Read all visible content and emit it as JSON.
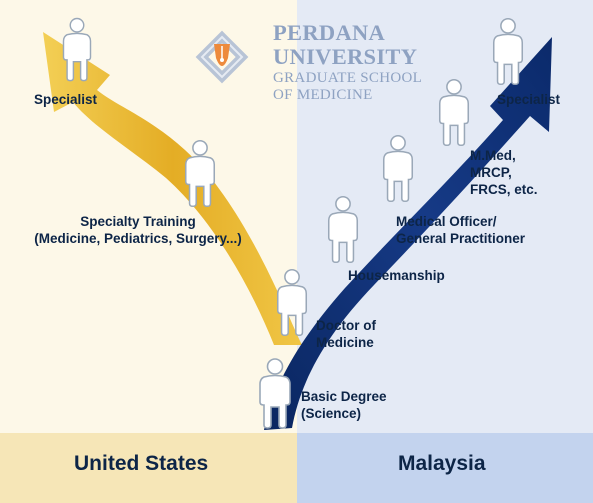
{
  "logo": {
    "name_line1": "PERDANA",
    "name_line2": "UNIVERSITY",
    "sub_line1": "GRADUATE SCHOOL",
    "sub_line2": "OF MEDICINE"
  },
  "footer": {
    "left_label": "United States",
    "right_label": "Malaysia"
  },
  "us_path": {
    "specialist": "Specialist",
    "specialty_training": "Specialty Training\n(Medicine, Pediatrics, Surgery...)"
  },
  "shared_path": {
    "basic_degree": "Basic Degree\n(Science)",
    "doctor_of_medicine": "Doctor of\nMedicine"
  },
  "malaysia_path": {
    "housemanship": "Housemanship",
    "medical_officer": "Medical Officer/\nGeneral Practitioner",
    "postgrad": "M.Med,\nMRCP,\nFRCS, etc.",
    "specialist": "Specialist"
  },
  "colors": {
    "us_background": "#fdf8e8",
    "my_background": "#e4eaf5",
    "us_footer": "#f6e6b7",
    "my_footer": "#c3d3ee",
    "gold_arrow": "#e9b52c",
    "blue_arrow": "#0c2a66",
    "person_fill": "#ffffff",
    "person_stroke": "#9aa8b8",
    "label_text": "#0d2547",
    "logo_text": "#8ea2c2"
  },
  "icons": [
    "person-icon",
    "pen-nib-icon"
  ]
}
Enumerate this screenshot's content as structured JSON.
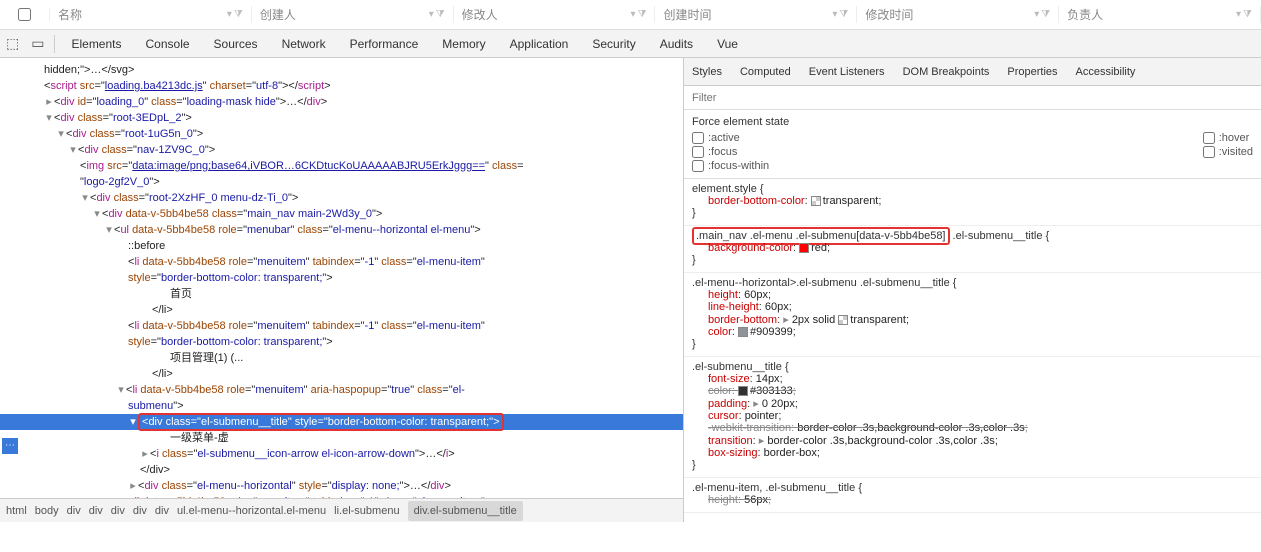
{
  "table_headers": [
    "名称",
    "创建人",
    "修改人",
    "创建时间",
    "修改时间",
    "负责人"
  ],
  "devtools_tabs": [
    "Elements",
    "Console",
    "Sources",
    "Network",
    "Performance",
    "Memory",
    "Application",
    "Security",
    "Audits",
    "Vue"
  ],
  "right_tabs": [
    "Styles",
    "Computed",
    "Event Listeners",
    "DOM Breakpoints",
    "Properties",
    "Accessibility"
  ],
  "filter_placeholder": "Filter",
  "force_state_label": "Force element state",
  "states_left": [
    ":active",
    ":focus",
    ":focus-within"
  ],
  "states_right": [
    ":hover",
    ":visited"
  ],
  "elements_tree": {
    "line0": "hidden;\">…</svg>",
    "script_src": "loading.ba4213dc.js",
    "script_charset": "utf-8",
    "loading_id": "loading_0",
    "loading_class": "loading-mask hide",
    "root1": "root-3EDpL_2",
    "root2": "root-1uG5n_0",
    "nav": "nav-1ZV9C_0",
    "img_src": "data:image/png;base64,iVBOR…6CKDtucKoUAAAAABJRU5ErkJggg==",
    "logo_class": "logo-2gf2V_0",
    "root3": "root-2XzHF_0 menu-dz-Ti_0",
    "main_nav": "main_nav main-2Wd3y_0",
    "menubar": "el-menu--horizontal el-menu",
    "menuitem_class": "el-menu-item",
    "li_style": "border-bottom-color: transparent;",
    "menu1_text": "首页",
    "menu2_text": "项目管理(1) (...",
    "submenu_class": "el-submenu",
    "popup_attr": "true",
    "highlighted_class": "el-submenu__title",
    "highlighted_style": "border-bottom-color: transparent;",
    "submenu_text": "一级菜单-虚",
    "arrow_class": "el-submenu__icon-arrow el-icon-arrow-down",
    "hidden_ul": "el-menu--horizontal",
    "hidden_ul_style": "display: none;",
    "tabindex": "-1",
    "attr_datav": "data-v-5bb4be58",
    "role_menubar": "menubar",
    "role_menuitem": "menuitem",
    "before": "::before",
    "close_li": "</li>",
    "close_div": "</div>"
  },
  "crumbs": [
    "html",
    "body",
    "div",
    "div",
    "div",
    "div",
    "div",
    "ul.el-menu--horizontal.el-menu",
    "li.el-submenu",
    "div.el-submenu__title"
  ],
  "styles_rules": {
    "r1_sel": "element.style",
    "r1_p1_name": "border-bottom-color",
    "r1_p1_val": "transparent",
    "r2_sel_a": ".main_nav .el-menu .el-submenu",
    "r2_sel_b": "[data-v-5bb4be58]",
    "r2_sel_c": " .el-submenu__title",
    "r2_p1_name": "background-color",
    "r2_p1_val": "red",
    "r3_sel": ".el-menu--horizontal>.el-submenu .el-submenu__title",
    "r3_p1": "height",
    "r3_p1v": "60px",
    "r3_p2": "line-height",
    "r3_p2v": "60px",
    "r3_p3": "border-bottom",
    "r3_p3v": "2px solid",
    "r3_p3v2": "transparent",
    "r3_p4": "color",
    "r3_p4v": "#909399",
    "r4_sel": ".el-submenu__title",
    "r4_p1": "font-size",
    "r4_p1v": "14px",
    "r4_p2": "color",
    "r4_p2v": "#303133",
    "r4_p3": "padding",
    "r4_p3v": "0 20px",
    "r4_p4": "cursor",
    "r4_p4v": "pointer",
    "r4_p5": "-webkit-transition",
    "r4_p5v": "border-color .3s,background-color .3s,color .3s",
    "r4_p6": "transition",
    "r4_p6v": "border-color .3s,background-color .3s,color .3s",
    "r4_p7": "box-sizing",
    "r4_p7v": "border-box",
    "r5_sel": ".el-menu-item, .el-submenu__title",
    "r5_p1": "height",
    "r5_p1v": "56px"
  }
}
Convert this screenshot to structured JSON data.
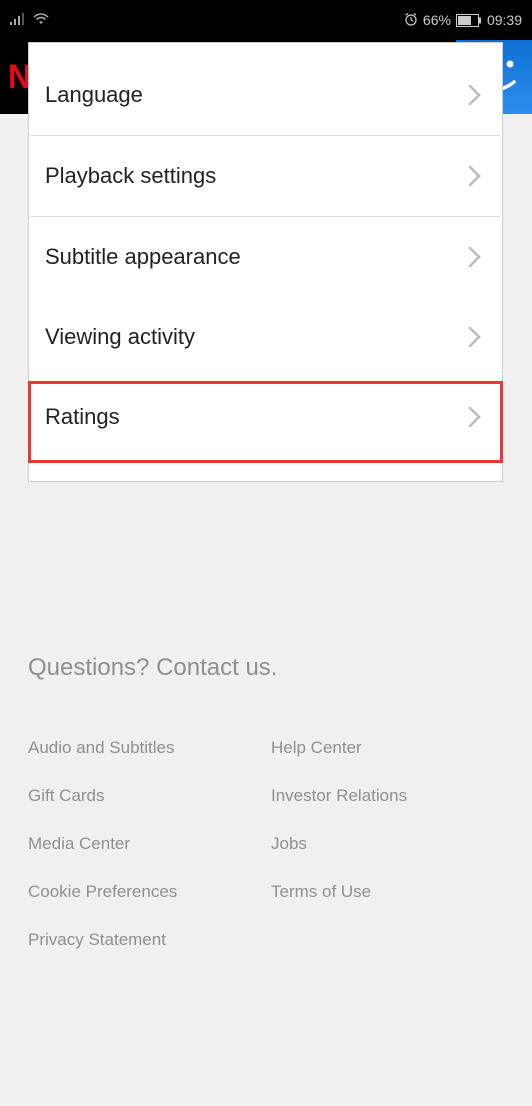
{
  "status": {
    "battery_percent": "66%",
    "time": "09:39"
  },
  "header": {
    "logo_text": "NETFLIX"
  },
  "settings": {
    "items": [
      {
        "label": "Language"
      },
      {
        "label": "Playback settings"
      },
      {
        "label": "Subtitle appearance"
      },
      {
        "label": "Viewing activity"
      },
      {
        "label": "Ratings"
      }
    ]
  },
  "footer": {
    "contact_prompt": "Questions? Contact us.",
    "links": [
      "Audio and Subtitles",
      "Help Center",
      "Gift Cards",
      "Investor Relations",
      "Media Center",
      "Jobs",
      "Cookie Preferences",
      "Terms of Use",
      "Privacy Statement"
    ]
  }
}
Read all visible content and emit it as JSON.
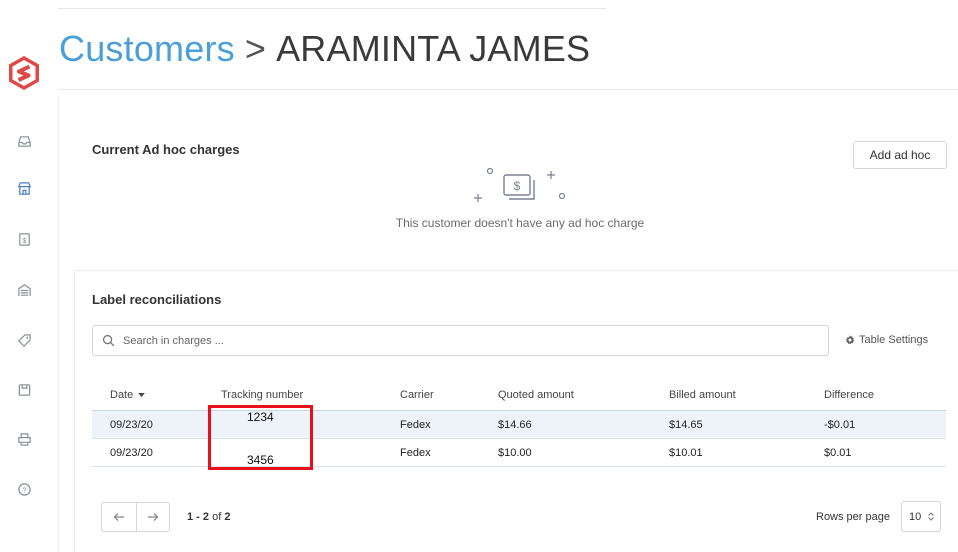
{
  "header": {
    "breadcrumb_parent": "Customers",
    "separator": ">",
    "customer_name": "ARAMINTA JAMES"
  },
  "sidebar": {
    "logo": "shipping-logo",
    "items": [
      {
        "icon": "inbox-icon"
      },
      {
        "icon": "store-icon"
      },
      {
        "icon": "dollar-icon"
      },
      {
        "icon": "warehouse-icon"
      },
      {
        "icon": "tag-icon"
      },
      {
        "icon": "box-icon"
      },
      {
        "icon": "printer-icon"
      },
      {
        "icon": "help-icon"
      }
    ]
  },
  "adhoc": {
    "title": "Current Ad hoc charges",
    "add_button": "Add ad hoc",
    "empty_message": "This customer doesn't have any ad hoc charge"
  },
  "reconciliation": {
    "title": "Label reconciliations",
    "search_placeholder": "Search in charges ...",
    "table_settings": "Table Settings",
    "columns": {
      "date": "Date",
      "tracking": "Tracking number",
      "carrier": "Carrier",
      "quoted": "Quoted amount",
      "billed": "Billed amount",
      "difference": "Difference"
    },
    "rows": [
      {
        "date": "09/23/20",
        "carrier": "Fedex",
        "quoted": "$14.66",
        "billed": "$14.65",
        "difference": "-$0.01"
      },
      {
        "date": "09/23/20",
        "carrier": "Fedex",
        "quoted": "$10.00",
        "billed": "$10.01",
        "difference": "$0.01"
      }
    ],
    "annotation": {
      "tracking_1": "1234",
      "tracking_2": "3456",
      "color": "#e8101a"
    }
  },
  "pagination": {
    "range": "1 - 2",
    "of_label": "of",
    "total": "2",
    "rows_per_page_label": "Rows per page",
    "rows_per_page_value": "10"
  },
  "colors": {
    "accent": "#4a9fd8",
    "logo": "#e04848",
    "selected_row": "#eef3fa"
  }
}
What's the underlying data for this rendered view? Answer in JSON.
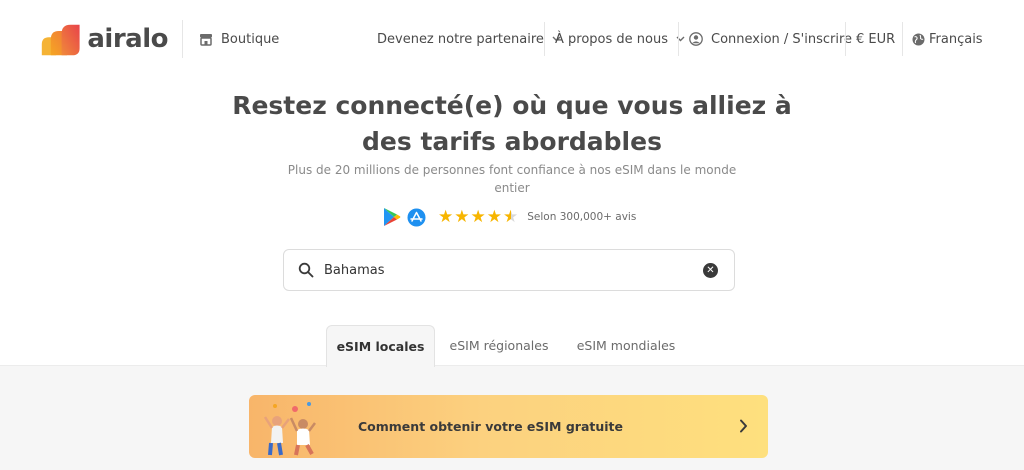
{
  "brand": {
    "name": "airalo"
  },
  "nav": {
    "shop_label": "Boutique",
    "partner_label": "Devenez notre partenaire",
    "about_label": "À propos de nous",
    "login_label": "Connexion / S'inscrire",
    "currency_label": "€ EUR",
    "language_label": "Français"
  },
  "hero": {
    "title_line1": "Restez connecté(e) où que vous alliez à",
    "title_line2": "des tarifs abordables",
    "subtitle_line1": "Plus de 20 millions de personnes font confiance à nos eSIM dans le monde",
    "subtitle_line2": "entier",
    "rating_value": 4.5,
    "rating_max": 5,
    "rating_text": "Selon 300,000+ avis"
  },
  "search": {
    "value": "Bahamas",
    "placeholder": ""
  },
  "tabs": [
    {
      "label": "eSIM locales",
      "active": true
    },
    {
      "label": "eSIM régionales",
      "active": false
    },
    {
      "label": "eSIM mondiales",
      "active": false
    }
  ],
  "promo": {
    "label": "Comment obtenir votre eSIM gratuite"
  },
  "colors": {
    "star": "#f7b500",
    "logo_orange": "#f5a623",
    "logo_red": "#e8434a",
    "promo_start": "#f8b56a",
    "promo_end": "#fee07e"
  },
  "icons": [
    "store-icon",
    "chevron-down-icon",
    "user-circle-icon",
    "globe-icon",
    "google-play-icon",
    "app-store-icon",
    "search-icon",
    "clear-icon",
    "chevron-right-icon"
  ]
}
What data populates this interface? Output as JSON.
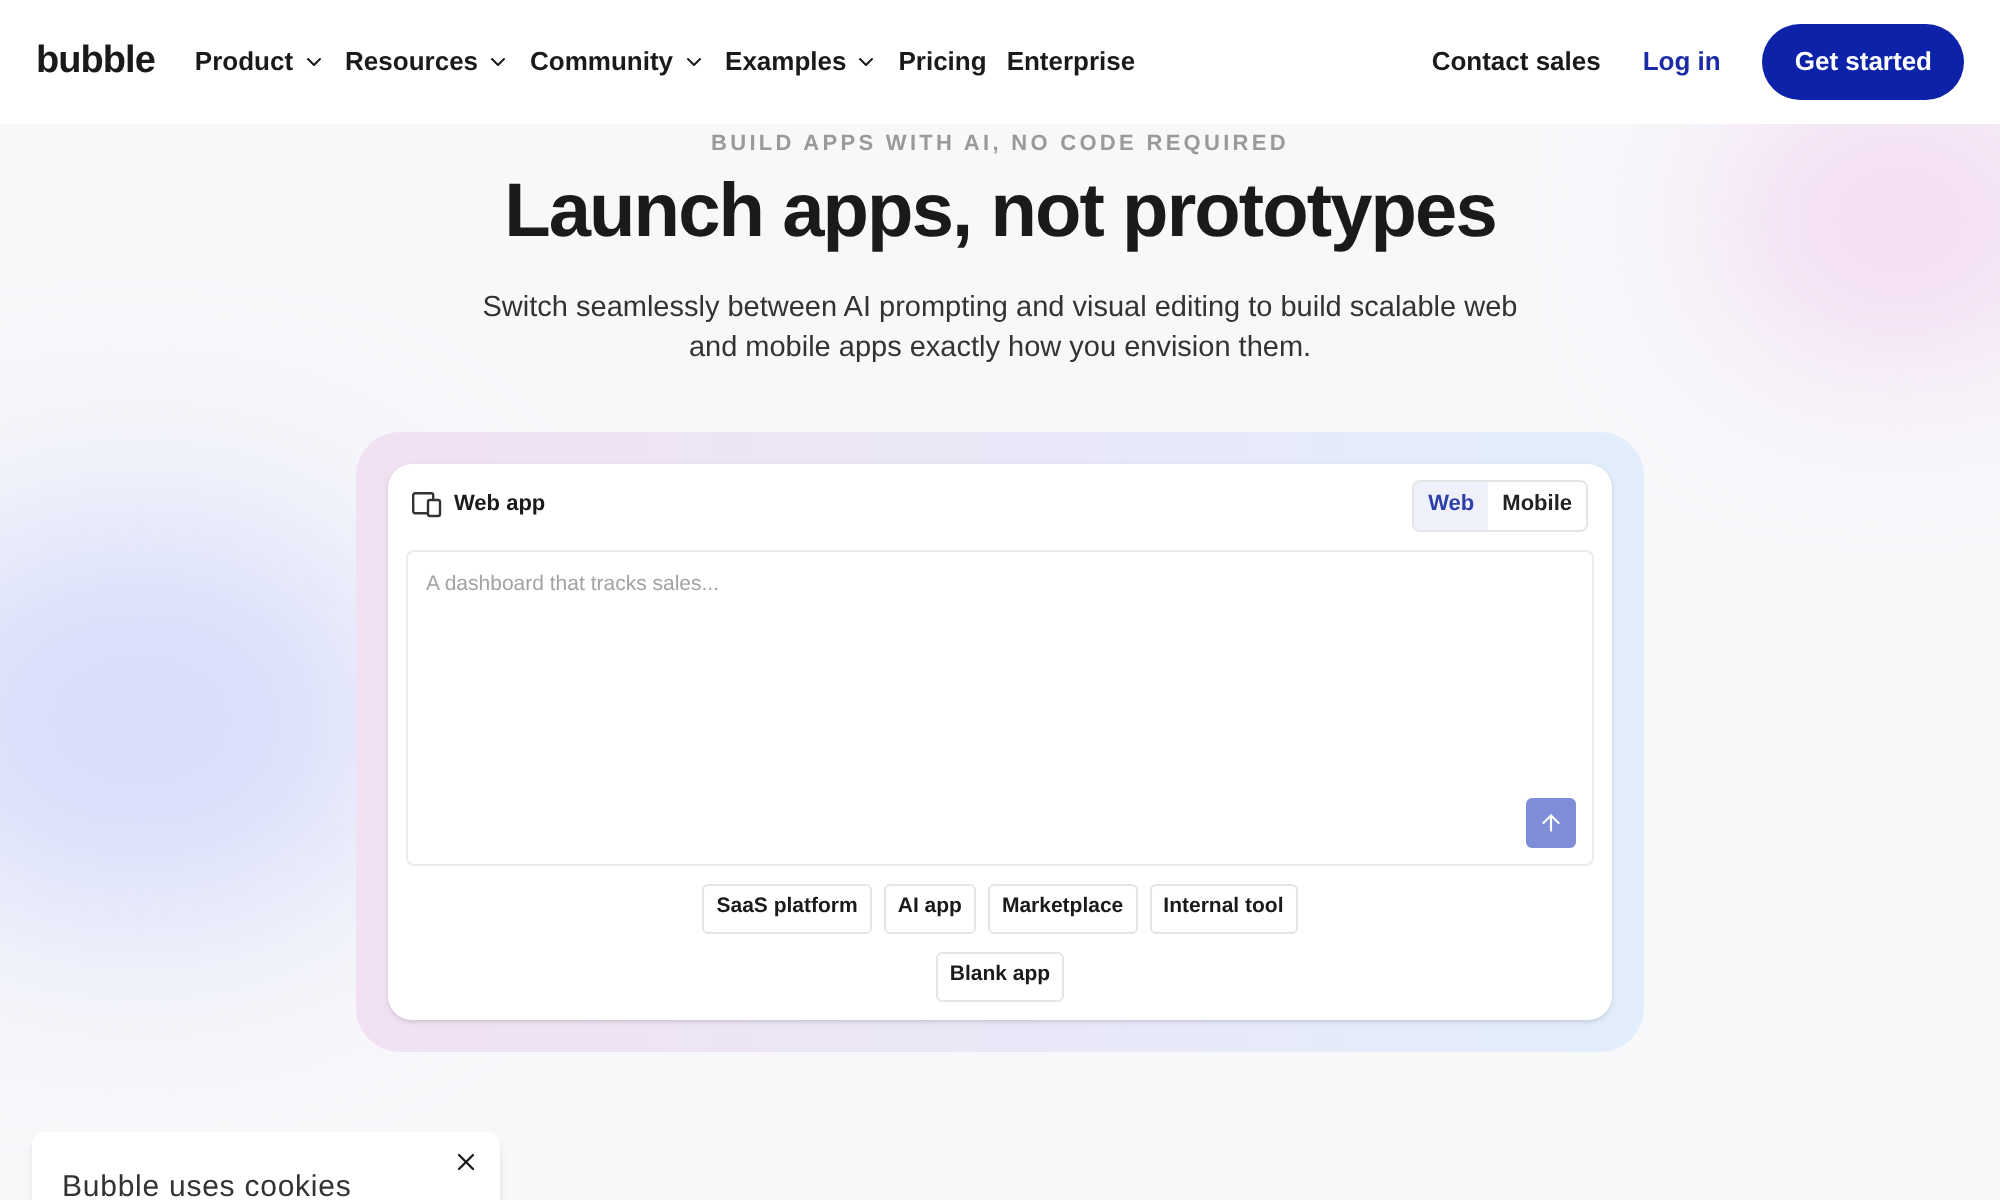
{
  "header": {
    "logo": "bubble",
    "nav": [
      {
        "label": "Product",
        "dropdown": true
      },
      {
        "label": "Resources",
        "dropdown": true
      },
      {
        "label": "Community",
        "dropdown": true
      },
      {
        "label": "Examples",
        "dropdown": true
      },
      {
        "label": "Pricing",
        "dropdown": false
      },
      {
        "label": "Enterprise",
        "dropdown": false
      }
    ],
    "contact": "Contact sales",
    "login": "Log in",
    "cta": "Get started"
  },
  "hero": {
    "eyebrow": "BUILD APPS WITH AI, NO CODE REQUIRED",
    "title": "Launch apps, not prototypes",
    "subtitle": "Switch seamlessly between AI prompting and visual editing to build scalable web and mobile apps exactly how you envision them."
  },
  "builder": {
    "label": "Web app",
    "tabs": [
      {
        "label": "Web",
        "selected": true
      },
      {
        "label": "Mobile",
        "selected": false
      }
    ],
    "prompt": {
      "placeholder": "A dashboard that tracks sales..."
    },
    "templates": [
      [
        "SaaS platform",
        "AI app",
        "Marketplace",
        "Internal tool"
      ],
      [
        "Blank app"
      ]
    ]
  },
  "cookie": {
    "title": "Bubble uses cookies"
  }
}
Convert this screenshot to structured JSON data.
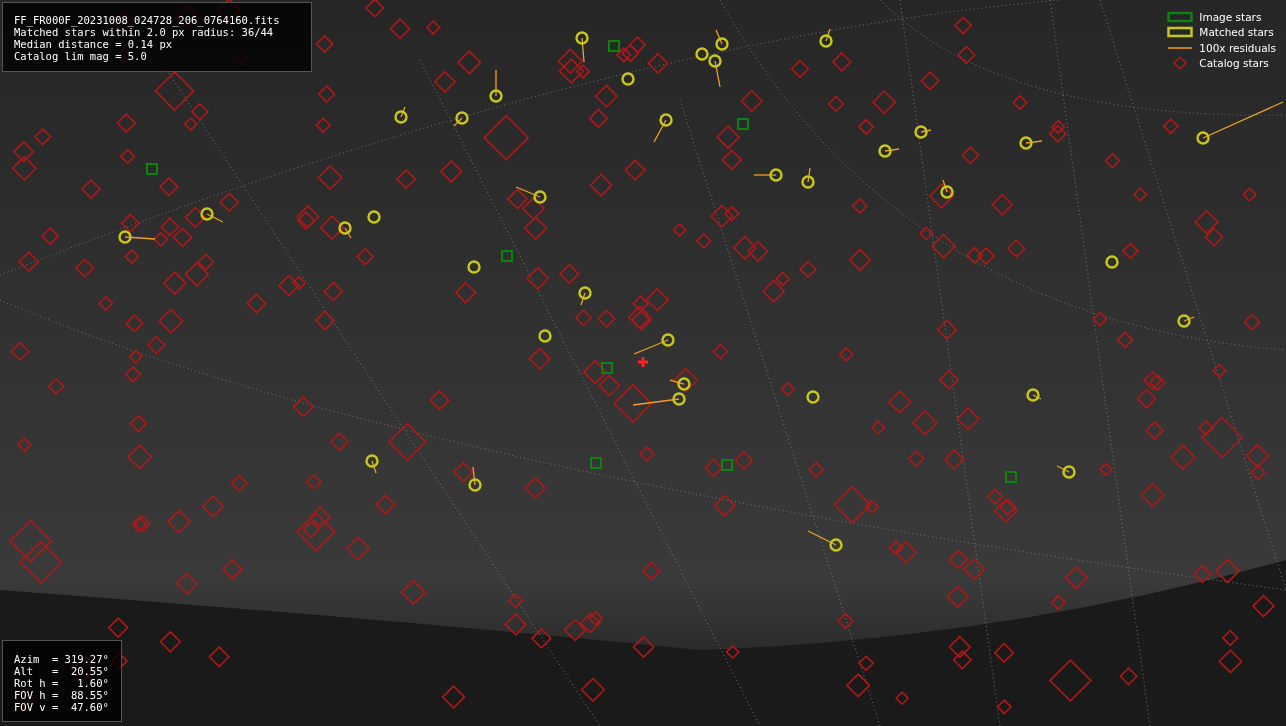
{
  "info_box": {
    "lines": [
      "FF_FR000F_20231008_024728_206_0764160.fits",
      "Matched stars within 2.0 px radius: 36/44",
      "Median distance = 0.14 px",
      "Catalog lim mag = 5.0"
    ]
  },
  "legend": {
    "items": [
      {
        "kind": "image",
        "label": "Image stars"
      },
      {
        "kind": "matched",
        "label": "Matched stars"
      },
      {
        "kind": "residual",
        "label": "100x residuals"
      },
      {
        "kind": "catalog",
        "label": "Catalog stars"
      }
    ]
  },
  "pointing_box": {
    "lines": [
      "Azim  = 319.27°",
      "Alt   =  20.55°",
      "Rot h =   1.60°",
      "FOV h =  88.55°",
      "FOV v =  47.60°"
    ]
  }
}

────

WHAT IS NEEDED
Filter the data for the string "store" and copy every line that has it.

WRITTEN RESPONSE
        "icon": "store-icon"
    "store-icon",
    "app-store-icon",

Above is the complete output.